**Requirement**:
The records that follow must be reproduced in full, exactly as written.

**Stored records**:
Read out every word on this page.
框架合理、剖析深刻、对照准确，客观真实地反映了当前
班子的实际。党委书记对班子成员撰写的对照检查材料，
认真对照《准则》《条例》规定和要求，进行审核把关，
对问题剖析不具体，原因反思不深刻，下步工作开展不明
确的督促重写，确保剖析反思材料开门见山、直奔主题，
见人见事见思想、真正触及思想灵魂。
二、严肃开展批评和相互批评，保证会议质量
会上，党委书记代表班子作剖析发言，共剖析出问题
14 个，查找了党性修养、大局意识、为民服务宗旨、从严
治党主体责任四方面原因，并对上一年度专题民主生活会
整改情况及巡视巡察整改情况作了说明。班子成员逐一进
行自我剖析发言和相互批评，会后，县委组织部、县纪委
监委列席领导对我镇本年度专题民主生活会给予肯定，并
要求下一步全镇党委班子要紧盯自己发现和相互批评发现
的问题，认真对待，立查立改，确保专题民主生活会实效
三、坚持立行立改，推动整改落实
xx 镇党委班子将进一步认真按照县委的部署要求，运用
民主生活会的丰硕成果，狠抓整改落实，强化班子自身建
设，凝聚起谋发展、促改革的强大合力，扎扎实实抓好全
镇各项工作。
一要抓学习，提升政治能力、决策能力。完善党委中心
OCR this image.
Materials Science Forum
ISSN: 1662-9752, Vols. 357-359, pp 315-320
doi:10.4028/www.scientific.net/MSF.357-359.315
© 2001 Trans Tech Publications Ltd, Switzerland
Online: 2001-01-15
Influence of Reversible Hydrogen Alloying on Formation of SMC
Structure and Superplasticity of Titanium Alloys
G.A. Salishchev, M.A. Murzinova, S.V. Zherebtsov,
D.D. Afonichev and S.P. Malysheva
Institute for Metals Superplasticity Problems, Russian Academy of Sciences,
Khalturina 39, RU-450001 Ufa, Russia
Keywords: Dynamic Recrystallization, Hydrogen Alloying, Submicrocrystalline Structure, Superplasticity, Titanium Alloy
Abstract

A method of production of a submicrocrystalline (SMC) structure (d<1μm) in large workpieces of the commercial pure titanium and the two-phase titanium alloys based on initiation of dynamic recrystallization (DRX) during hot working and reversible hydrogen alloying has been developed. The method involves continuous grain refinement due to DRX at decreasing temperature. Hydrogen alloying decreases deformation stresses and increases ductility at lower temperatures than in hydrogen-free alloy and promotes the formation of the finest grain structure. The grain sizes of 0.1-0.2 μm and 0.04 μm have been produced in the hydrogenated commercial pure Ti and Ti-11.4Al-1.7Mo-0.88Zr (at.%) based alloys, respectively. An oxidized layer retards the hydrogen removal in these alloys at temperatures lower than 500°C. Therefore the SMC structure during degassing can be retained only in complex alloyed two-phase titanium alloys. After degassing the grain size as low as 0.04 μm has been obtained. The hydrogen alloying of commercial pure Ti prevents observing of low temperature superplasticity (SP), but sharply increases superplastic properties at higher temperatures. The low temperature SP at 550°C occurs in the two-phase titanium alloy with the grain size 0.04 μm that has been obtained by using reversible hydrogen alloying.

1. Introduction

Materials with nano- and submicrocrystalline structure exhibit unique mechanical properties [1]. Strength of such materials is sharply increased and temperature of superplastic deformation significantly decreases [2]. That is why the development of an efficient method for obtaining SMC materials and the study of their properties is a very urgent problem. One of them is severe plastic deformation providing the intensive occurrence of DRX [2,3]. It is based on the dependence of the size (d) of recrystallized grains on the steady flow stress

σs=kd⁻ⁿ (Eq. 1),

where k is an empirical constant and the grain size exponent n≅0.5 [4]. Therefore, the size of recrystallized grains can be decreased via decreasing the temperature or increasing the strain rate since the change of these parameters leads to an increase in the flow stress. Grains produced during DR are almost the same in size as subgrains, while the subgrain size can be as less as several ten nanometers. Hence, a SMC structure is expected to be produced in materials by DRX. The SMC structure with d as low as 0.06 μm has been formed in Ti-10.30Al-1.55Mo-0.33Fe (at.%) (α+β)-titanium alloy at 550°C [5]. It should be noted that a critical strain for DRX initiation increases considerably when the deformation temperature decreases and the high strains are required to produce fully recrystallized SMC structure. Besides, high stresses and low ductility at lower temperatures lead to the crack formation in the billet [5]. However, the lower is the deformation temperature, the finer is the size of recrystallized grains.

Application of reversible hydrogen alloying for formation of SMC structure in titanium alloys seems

**Response for this exercise**:
Read out every word on this page.
框架合理、剖析深刻、对照准确，客观真实地反映了当前
班子的实际。党委书记对班子成员撰写的对照检查材料，
认真对照《准则》《条例》规定和要求，进行审核把关，
对问题剖析不具体，原因反思不深刻，下步工作开展不明
确的督促重写，确保剖析反思材料开门见山、直奔主题，
见人见事见思想、真正触及思想灵魂。
二、严肃开展批评和相互批评，保证会议质量
会上，党委书记代表班子作剖析发言，共剖析出问题
14 个，查找了党性修养、大局意识、为民服务宗旨、从严
治党主体责任四方面原因，并对上一年度专题民主生活会
整改情况及巡视巡察整改情况作了说明。班子成员逐一进
行自我剖析发言和相互批评，会后，县委组织部、县纪委
监委列席领导对我镇本年度专题民主生活会给予肯定，并
要求下一步全镇党委班子要紧盯自己发现和相互批评发现
的问题，认真对待，立查立改，确保专题民主生活会实效
三、坚持立行立改，推动整改落实
xx 镇党委班子将进一步认真按照县委的部署要求，运用
民主生活会的丰硕成果，狠抓整改落实，强化班子自身建
设，凝聚起谋发展、促改革的强大合力，扎扎实实抓好全
镇各项工作。
一要抓学习，提升政治能力、决策能力。完善党委中心
OCR this image.
Materials Science Forum
ISSN: 1662-9752, Vols. 357-359, pp 315-320
doi:10.4028/www.scientific.net/MSF.357-359.315
© 2001 Trans Tech Publications Ltd, Switzerland
Online: 2001-01-15
Influence of Reversible Hydrogen Alloying on Formation of SMC
Structure and Superplasticity of Titanium Alloys
G.A. Salishchev, M.A. Murzinova, S.V. Zherebtsov,
D.D. Afonichev and S.P. Malysheva
Institute for Metals Superplasticity Problems, Russian Academy of Sciences,
Khalturina 39, RU-450001 Ufa, Russia
Keywords: Dynamic Recrystallization, Hydrogen Alloying, Submicrocrystalline Structure, Superplasticity, Titanium Alloy
Abstract

A method of production of a submicrocrystalline (SMC) structure (d<1μm) in large workpieces of the commercial pure titanium and the two-phase titanium alloys based on initiation of dynamic recrystallization (DRX) during hot working and reversible hydrogen alloying has been developed. The method involves continuous grain refinement due to DRX at decreasing temperature. Hydrogen alloying decreases deformation stresses and increases ductility at lower temperatures than in hydrogen-free alloy and promotes the formation of the finest grain structure. The grain sizes of 0.1-0.2 μm and 0.04 μm have been produced in the hydrogenated commercial pure Ti and Ti-11.4Al-1.7Mo-0.88Zr (at.%) based alloys, respectively. An oxidized layer retards the hydrogen removal in these alloys at temperatures lower than 500°C. Therefore the SMC structure during degassing can be retained only in complex alloyed two-phase titanium alloys. After degassing the grain size as low as 0.04 μm has been obtained. The hydrogen alloying of commercial pure Ti prevents observing of low temperature superplasticity (SP), but sharply increases superplastic properties at higher temperatures. The low temperature SP at 550°C occurs in the two-phase titanium alloy with the grain size 0.04 μm that has been obtained by using reversible hydrogen alloying.

1. Introduction

Materials with nano- and submicrocrystalline structure exhibit unique mechanical properties [1]. Strength of such materials is sharply increased and temperature of superplastic deformation significantly decreases [2]. That is why the development of an efficient method for obtaining SMC materials and the study of their properties is a very urgent problem. One of them is severe plastic deformation providing the intensive occurrence of DRX [2,3]. It is based on the dependence of the size (d) of recrystallized grains on the steady flow stress

σs=kd⁻ⁿ (Eq. 1),

where k is an empirical constant and the grain size exponent n≅0.5 [4]. Therefore, the size of recrystallized grains can be decreased via decreasing the temperature or increasing the strain rate since the change of these parameters leads to an increase in the flow stress. Grains produced during DR are almost the same in size as subgrains, while the subgrain size can be as less as several ten nanometers. Hence, a SMC structure is expected to be produced in materials by DRX. The SMC structure with d as low as 0.06 μm has been formed in Ti-10.30Al-1.55Mo-0.33Fe (at.%) (α+β)-titanium alloy at 550°C [5]. It should be noted that a critical strain for DRX initiation increases considerably when the deformation temperature decreases and the high strains are required to produce fully recrystallized SMC structure. Besides, high stresses and low ductility at lower temperatures lead to the crack formation in the billet [5]. However, the lower is the deformation temperature, the finer is the size of recrystallized grains.

Application of reversible hydrogen alloying for formation of SMC structure in titanium alloys seems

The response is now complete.